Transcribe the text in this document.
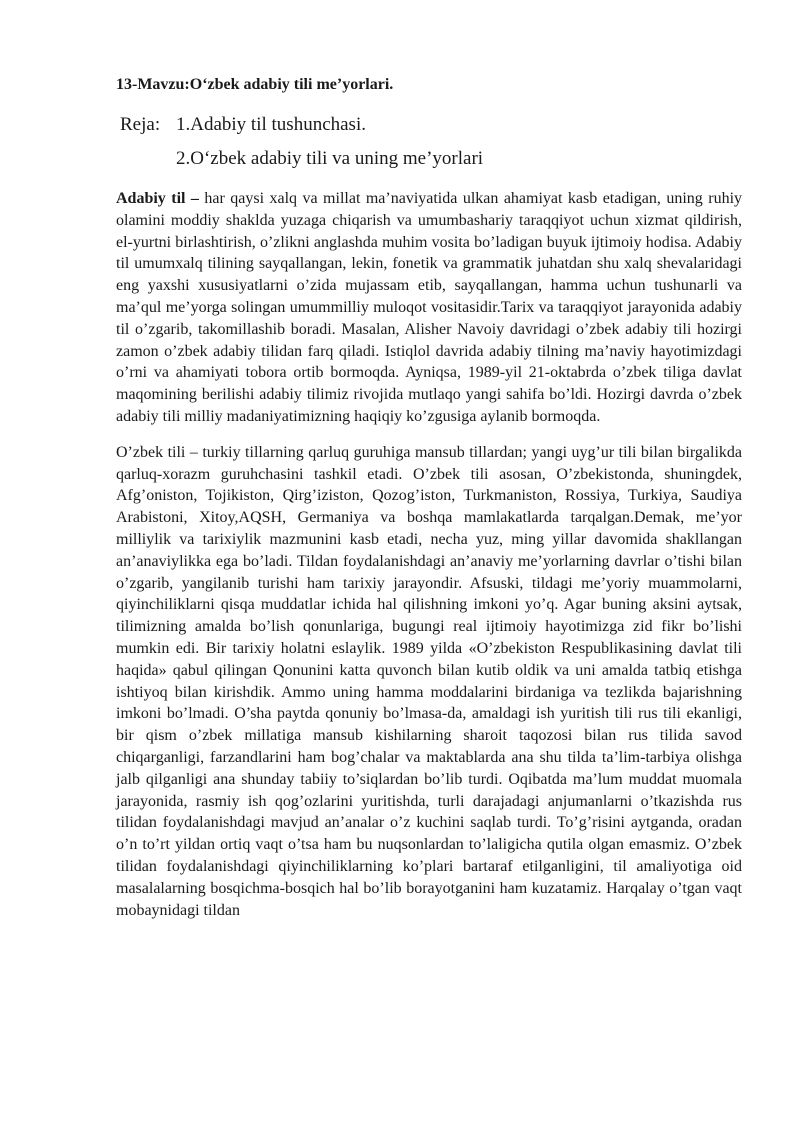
13-Mavzu:O‘zbek adabiy tili me’yorlari.
Reja: 1.Adabiy til tushunchasi.
2.O‘zbek adabiy tili va uning me’yorlari

Adabiy til – har qaysi xalq va millat ma’naviyatida ulkan ahamiyat kasb etadigan, uning ruhiy olamini moddiy shaklda yuzaga chiqarish va umumbashariy taraqqiyot uchun xizmat qildirish, el-yurtni birlashtirish, o’zlikni anglashda muhim vosita bo’ladigan buyuk ijtimoiy hodisa. Adabiy til umumxalq tilining sayqallangan, lekin, fonetik va grammatik juhatdan shu xalq shevalaridagi eng yaxshi xususiyatlarni o’zida mujassam etib, sayqallangan, hamma uchun tushunarli va ma’qul me’yorga solingan umummilliy muloqot vositasidir.Tarix va taraqqiyot jarayonida adabiy til o’zgarib, takomillashib boradi. Masalan, Alisher Navoiy davridagi o’zbek adabiy tili hozirgi zamon o’zbek adabiy tilidan farq qiladi. Istiqlol davrida adabiy tilning ma’naviy hayotimizdagi o’rni va ahamiyati tobora ortib bormoqda. Ayniqsa, 1989-yil 21-oktabrda o’zbek tiliga davlat maqomining berilishi adabiy tilimiz rivojida mutlaqo yangi sahifa bo’ldi. Hozirgi davrda o’zbek adabiy tili milliy madaniyatimizning haqiqiy ko’zgusiga aylanib bormoqda.

O’zbek tili – turkiy tillarning qarluq guruhiga mansub tillardan; yangi uyg’ur tili bilan birgalikda qarluq-xorazm guruhchasini tashkil etadi. O’zbek tili asosan, O’zbekistonda, shuningdek, Afg’oniston, Tojikiston, Qirg’iziston, Qozog’iston, Turkmaniston, Rossiya, Turkiya, Saudiya Arabistoni, Xitoy,AQSH, Germaniya va boshqa mamlakatlarda tarqalgan.Demak, me’yor milliylik va tarixiylik mazmunini kasb etadi, necha yuz, ming yillar davomida shakllangan an’anaviylikka ega bo’ladi. Tildan foydalanishdagi an’anaviy me’yorlarning davrlar o’tishi bilan o’zgarib, yangilanib turishi ham tarixiy jarayondir. Afsuski, tildagi me’yoriy muammolarni, qiyinchiliklarni qisqa muddatlar ichida hal qilishning imkoni yo’q. Agar buning aksini aytsak, tilimizning amalda bo’lish qonunlariga, bugungi real ijtimoiy hayotimizga zid fikr bo’lishi mumkin edi. Bir tarixiy holatni eslaylik. 1989 yilda «O’zbekiston Respublikasining davlat tili haqida» qabul qilingan Qonunini katta quvonch bilan kutib oldik va uni amalda tatbiq etishga ishtiyoq bilan kirishdik. Ammo uning hamma moddalarini birdaniga va tezlikda bajarishning imkoni bo’lmadi. O’sha paytda qonuniy bo’lmasa-da, amaldagi ish yuritish tili rus tili ekanligi, bir qism o’zbek millatiga mansub kishilarning sharoit taqozosi bilan rus tilida savod chiqarganligi, farzandlarini ham bog’chalar va maktablarda ana shu tilda ta’lim-tarbiya olishga jalb qilganligi ana shunday tabiiy to’siqlardan bo’lib turdi. Oqibatda ma’lum muddat muomala jarayonida, rasmiy ish qog’ozlarini yuritishda, turli darajadagi anjumanlarni o’tkazishda rus tilidan foydalanishdagi mavjud an’analar o’z kuchini saqlab turdi. To’g’risini aytganda, oradan o’n to’rt yildan ortiq vaqt o’tsa ham bu nuqsonlardan to’laligicha qutila olgan emasmiz. O’zbek tilidan foydalanishdagi qiyinchiliklarning ko’plari bartaraf etilganligini, til amaliyotiga oid masalalarning bosqichma-bosqich hal bo’lib borayotganini ham kuzatamiz. Harqalay o’tgan vaqt mobaynidagi tildan
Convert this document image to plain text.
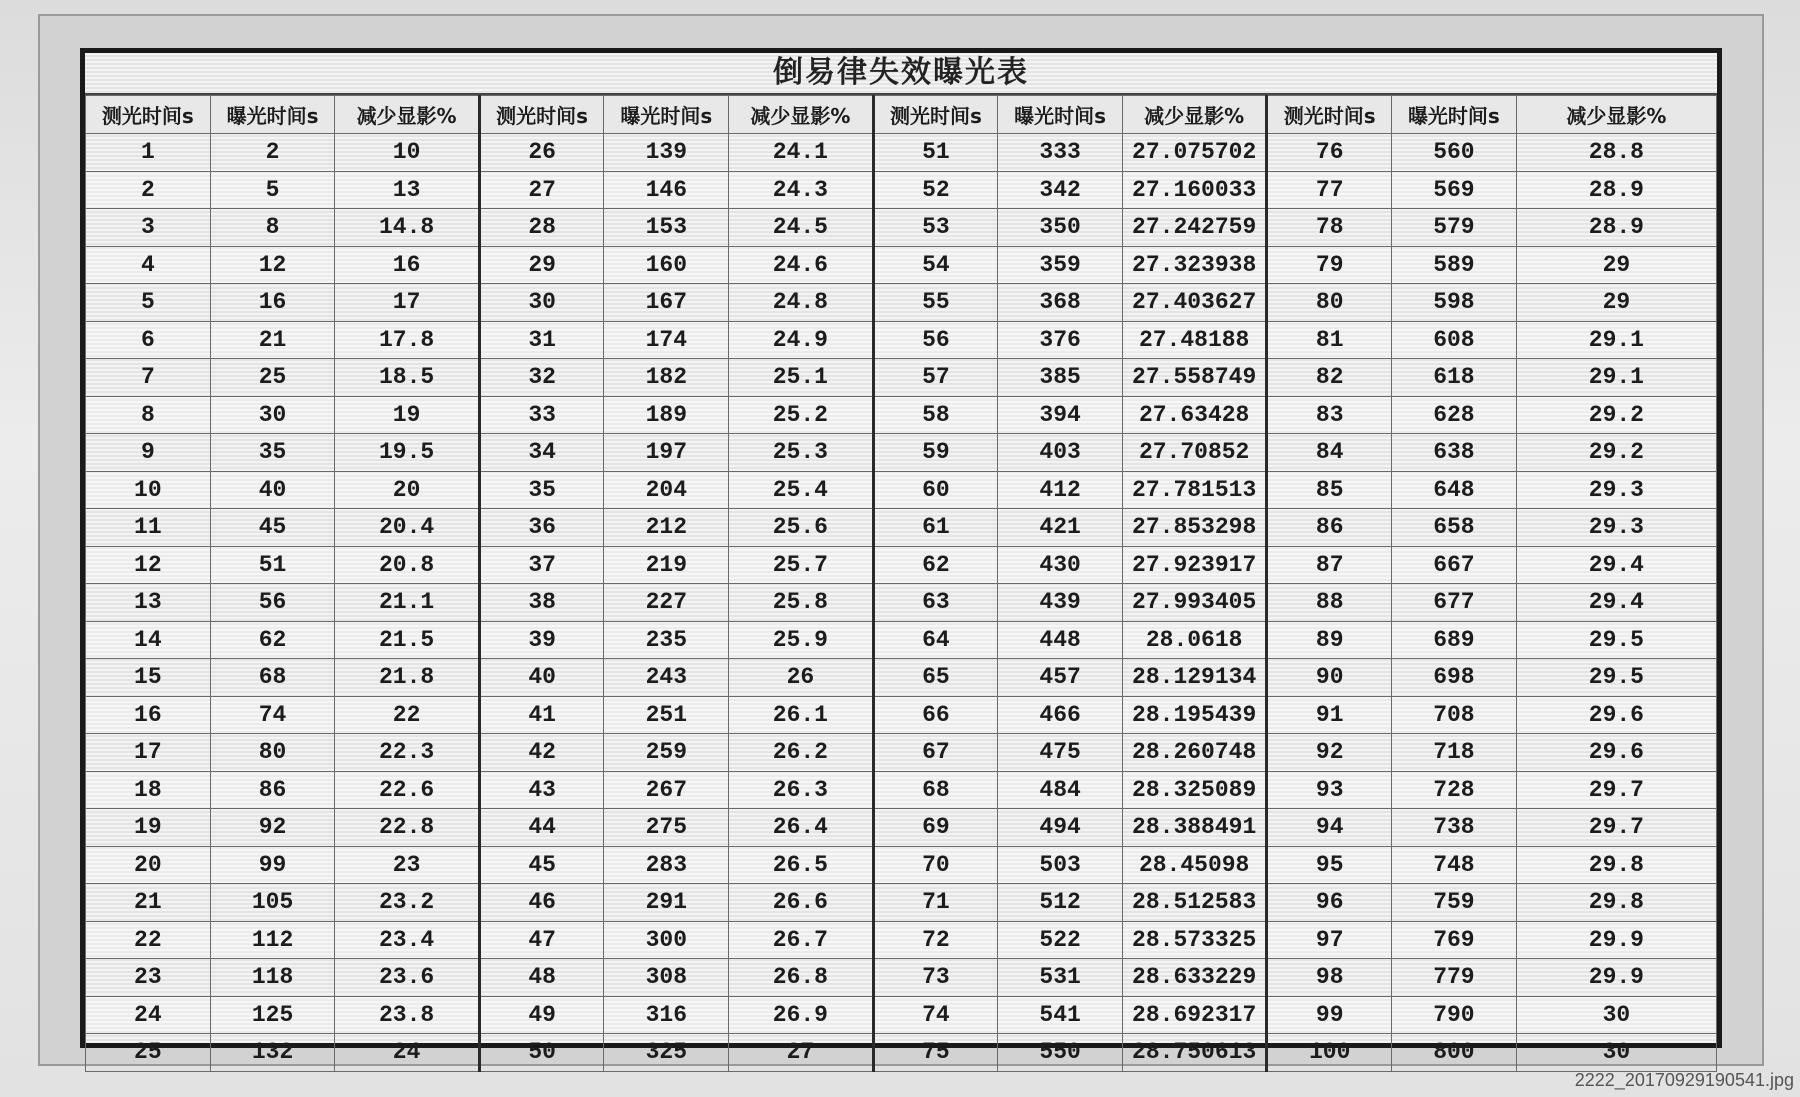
倒易律失效曝光表
测光时间s	曝光时间s	减少显影%	测光时间s	曝光时间s	减少显影%	测光时间s	曝光时间s	减少显影%	测光时间s	曝光时间s	减少显影%
1	2	10	26	139	24.1	51	333	27.075702	76	560	28.8
2	5	13	27	146	24.3	52	342	27.160033	77	569	28.9
3	8	14.8	28	153	24.5	53	350	27.242759	78	579	28.9
4	12	16	29	160	24.6	54	359	27.323938	79	589	29
5	16	17	30	167	24.8	55	368	27.403627	80	598	29
6	21	17.8	31	174	24.9	56	376	27.48188	81	608	29.1
7	25	18.5	32	182	25.1	57	385	27.558749	82	618	29.1
8	30	19	33	189	25.2	58	394	27.63428	83	628	29.2
9	35	19.5	34	197	25.3	59	403	27.70852	84	638	29.2
10	40	20	35	204	25.4	60	412	27.781513	85	648	29.3
11	45	20.4	36	212	25.6	61	421	27.853298	86	658	29.3
12	51	20.8	37	219	25.7	62	430	27.923917	87	667	29.4
13	56	21.1	38	227	25.8	63	439	27.993405	88	677	29.4
14	62	21.5	39	235	25.9	64	448	28.0618	89	689	29.5
15	68	21.8	40	243	26	65	457	28.129134	90	698	29.5
16	74	22	41	251	26.1	66	466	28.195439	91	708	29.6
17	80	22.3	42	259	26.2	67	475	28.260748	92	718	29.6
18	86	22.6	43	267	26.3	68	484	28.325089	93	728	29.7
19	92	22.8	44	275	26.4	69	494	28.388491	94	738	29.7
20	99	23	45	283	26.5	70	503	28.45098	95	748	29.8
21	105	23.2	46	291	26.6	71	512	28.512583	96	759	29.8
22	112	23.4	47	300	26.7	72	522	28.573325	97	769	29.9
23	118	23.6	48	308	26.8	73	531	28.633229	98	779	29.9
24	125	23.8	49	316	26.9	74	541	28.692317	99	790	30
25	132	24	50	325	27	75	550	28.750613	100	800	30
2222_20170929190541.jpg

+++

WORK INSTRUCTIONS
Answer with one number: how many lines in the listing hold "yorlari".

ANSWER IN FULL
2